## START Data excerpts

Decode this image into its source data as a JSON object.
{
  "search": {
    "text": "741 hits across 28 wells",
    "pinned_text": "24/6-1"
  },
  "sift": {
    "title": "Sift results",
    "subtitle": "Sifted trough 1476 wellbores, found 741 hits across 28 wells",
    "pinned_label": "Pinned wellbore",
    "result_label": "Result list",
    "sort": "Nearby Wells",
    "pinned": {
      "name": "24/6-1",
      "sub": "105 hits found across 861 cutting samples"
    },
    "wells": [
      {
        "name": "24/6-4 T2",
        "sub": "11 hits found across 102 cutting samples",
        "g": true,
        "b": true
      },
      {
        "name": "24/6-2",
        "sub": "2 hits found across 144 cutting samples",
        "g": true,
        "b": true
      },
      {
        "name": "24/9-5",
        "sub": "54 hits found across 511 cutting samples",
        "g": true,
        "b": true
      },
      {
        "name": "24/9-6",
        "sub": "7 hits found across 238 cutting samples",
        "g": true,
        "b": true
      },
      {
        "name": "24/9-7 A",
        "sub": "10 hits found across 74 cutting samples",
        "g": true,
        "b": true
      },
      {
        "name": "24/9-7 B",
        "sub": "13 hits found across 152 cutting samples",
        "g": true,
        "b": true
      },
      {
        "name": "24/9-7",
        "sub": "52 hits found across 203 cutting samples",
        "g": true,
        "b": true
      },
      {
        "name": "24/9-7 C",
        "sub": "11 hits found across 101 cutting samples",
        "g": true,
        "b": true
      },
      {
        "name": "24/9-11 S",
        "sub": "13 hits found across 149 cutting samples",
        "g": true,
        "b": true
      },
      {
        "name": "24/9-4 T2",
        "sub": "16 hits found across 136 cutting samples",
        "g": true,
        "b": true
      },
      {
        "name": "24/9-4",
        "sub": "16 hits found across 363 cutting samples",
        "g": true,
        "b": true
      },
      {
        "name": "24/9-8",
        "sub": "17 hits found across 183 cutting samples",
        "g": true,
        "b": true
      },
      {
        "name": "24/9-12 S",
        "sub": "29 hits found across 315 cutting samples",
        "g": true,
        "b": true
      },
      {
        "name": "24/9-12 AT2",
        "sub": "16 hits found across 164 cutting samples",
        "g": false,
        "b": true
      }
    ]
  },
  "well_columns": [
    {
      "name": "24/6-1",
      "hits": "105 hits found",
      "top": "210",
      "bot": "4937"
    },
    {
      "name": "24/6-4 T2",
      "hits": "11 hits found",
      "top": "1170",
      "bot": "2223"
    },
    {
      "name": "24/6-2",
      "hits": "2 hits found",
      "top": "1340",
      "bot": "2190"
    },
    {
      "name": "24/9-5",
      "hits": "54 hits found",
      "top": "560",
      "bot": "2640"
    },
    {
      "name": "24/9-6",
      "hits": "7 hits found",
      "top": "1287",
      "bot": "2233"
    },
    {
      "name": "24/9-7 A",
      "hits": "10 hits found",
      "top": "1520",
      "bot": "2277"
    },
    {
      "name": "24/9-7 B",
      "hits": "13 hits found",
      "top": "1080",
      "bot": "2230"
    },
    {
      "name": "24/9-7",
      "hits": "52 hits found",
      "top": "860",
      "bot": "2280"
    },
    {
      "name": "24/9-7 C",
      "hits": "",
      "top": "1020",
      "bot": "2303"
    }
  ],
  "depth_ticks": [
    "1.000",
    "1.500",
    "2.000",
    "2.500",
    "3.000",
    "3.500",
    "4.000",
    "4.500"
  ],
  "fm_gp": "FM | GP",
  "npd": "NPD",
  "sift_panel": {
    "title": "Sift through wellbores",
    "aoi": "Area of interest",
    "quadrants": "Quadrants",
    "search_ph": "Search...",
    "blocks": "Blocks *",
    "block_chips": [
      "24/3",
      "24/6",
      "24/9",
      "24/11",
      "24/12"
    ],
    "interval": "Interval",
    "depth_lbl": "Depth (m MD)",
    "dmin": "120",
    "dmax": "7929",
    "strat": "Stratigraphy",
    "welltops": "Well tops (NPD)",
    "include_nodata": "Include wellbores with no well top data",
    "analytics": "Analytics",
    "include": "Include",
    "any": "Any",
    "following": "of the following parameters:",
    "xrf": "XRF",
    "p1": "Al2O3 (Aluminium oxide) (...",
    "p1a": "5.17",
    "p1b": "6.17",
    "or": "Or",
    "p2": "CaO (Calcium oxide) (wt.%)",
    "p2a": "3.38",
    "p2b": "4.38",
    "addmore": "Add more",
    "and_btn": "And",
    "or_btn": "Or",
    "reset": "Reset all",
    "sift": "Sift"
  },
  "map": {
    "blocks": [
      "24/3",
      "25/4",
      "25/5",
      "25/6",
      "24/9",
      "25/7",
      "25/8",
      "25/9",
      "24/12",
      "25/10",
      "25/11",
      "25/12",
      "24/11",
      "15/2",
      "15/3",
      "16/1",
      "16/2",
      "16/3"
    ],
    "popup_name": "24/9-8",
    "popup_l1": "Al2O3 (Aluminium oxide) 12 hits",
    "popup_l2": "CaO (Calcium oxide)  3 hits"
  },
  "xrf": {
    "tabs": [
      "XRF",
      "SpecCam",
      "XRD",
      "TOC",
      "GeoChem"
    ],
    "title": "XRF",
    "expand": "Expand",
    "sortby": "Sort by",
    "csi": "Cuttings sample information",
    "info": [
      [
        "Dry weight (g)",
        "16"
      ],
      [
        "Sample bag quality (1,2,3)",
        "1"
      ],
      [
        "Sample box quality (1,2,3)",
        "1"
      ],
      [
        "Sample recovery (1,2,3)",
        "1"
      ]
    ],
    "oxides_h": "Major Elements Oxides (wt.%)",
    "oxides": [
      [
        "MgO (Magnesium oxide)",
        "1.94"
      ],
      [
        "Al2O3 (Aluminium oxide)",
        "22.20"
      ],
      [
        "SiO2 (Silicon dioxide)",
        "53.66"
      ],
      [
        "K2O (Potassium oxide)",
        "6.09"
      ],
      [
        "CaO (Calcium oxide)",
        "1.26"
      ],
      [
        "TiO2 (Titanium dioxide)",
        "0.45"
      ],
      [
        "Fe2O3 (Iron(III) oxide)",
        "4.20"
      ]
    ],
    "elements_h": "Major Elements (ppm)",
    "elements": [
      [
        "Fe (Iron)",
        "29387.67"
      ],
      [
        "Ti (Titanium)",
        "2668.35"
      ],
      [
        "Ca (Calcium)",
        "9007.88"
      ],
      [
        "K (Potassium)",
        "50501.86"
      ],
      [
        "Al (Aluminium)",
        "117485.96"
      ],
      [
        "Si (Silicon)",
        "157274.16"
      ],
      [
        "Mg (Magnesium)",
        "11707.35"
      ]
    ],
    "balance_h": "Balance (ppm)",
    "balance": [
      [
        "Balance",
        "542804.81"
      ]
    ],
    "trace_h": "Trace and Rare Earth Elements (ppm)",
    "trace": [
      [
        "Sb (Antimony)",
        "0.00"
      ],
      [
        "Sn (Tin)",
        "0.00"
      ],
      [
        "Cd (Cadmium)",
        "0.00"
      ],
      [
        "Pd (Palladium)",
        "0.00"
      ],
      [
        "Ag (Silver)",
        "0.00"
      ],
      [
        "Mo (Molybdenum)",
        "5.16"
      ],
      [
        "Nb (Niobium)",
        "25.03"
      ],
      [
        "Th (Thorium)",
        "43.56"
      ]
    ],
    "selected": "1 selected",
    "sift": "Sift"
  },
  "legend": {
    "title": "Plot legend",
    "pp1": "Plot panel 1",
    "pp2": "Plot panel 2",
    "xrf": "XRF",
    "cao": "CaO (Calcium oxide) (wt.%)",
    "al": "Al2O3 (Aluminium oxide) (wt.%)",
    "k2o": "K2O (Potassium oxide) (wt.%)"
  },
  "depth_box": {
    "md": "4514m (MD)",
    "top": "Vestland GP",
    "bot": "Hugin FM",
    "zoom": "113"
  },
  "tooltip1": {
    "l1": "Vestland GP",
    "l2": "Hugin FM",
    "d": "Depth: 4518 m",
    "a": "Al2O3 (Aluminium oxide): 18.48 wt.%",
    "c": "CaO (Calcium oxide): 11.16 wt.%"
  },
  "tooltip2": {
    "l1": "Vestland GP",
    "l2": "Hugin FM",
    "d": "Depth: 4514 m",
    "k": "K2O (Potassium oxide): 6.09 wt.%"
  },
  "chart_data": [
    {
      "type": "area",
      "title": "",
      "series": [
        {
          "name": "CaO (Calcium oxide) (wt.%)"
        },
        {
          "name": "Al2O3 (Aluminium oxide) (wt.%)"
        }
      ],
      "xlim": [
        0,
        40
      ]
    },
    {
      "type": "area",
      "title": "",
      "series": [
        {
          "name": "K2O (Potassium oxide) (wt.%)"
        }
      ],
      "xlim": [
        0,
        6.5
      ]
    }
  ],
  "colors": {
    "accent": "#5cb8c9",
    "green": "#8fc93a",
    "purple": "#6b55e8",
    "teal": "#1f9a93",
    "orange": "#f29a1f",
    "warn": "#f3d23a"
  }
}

## END Data excerpts

• [Description of the task]
Tell how many lines of the records above hold the string "wellbores". Give no other text.

• [Final result]
3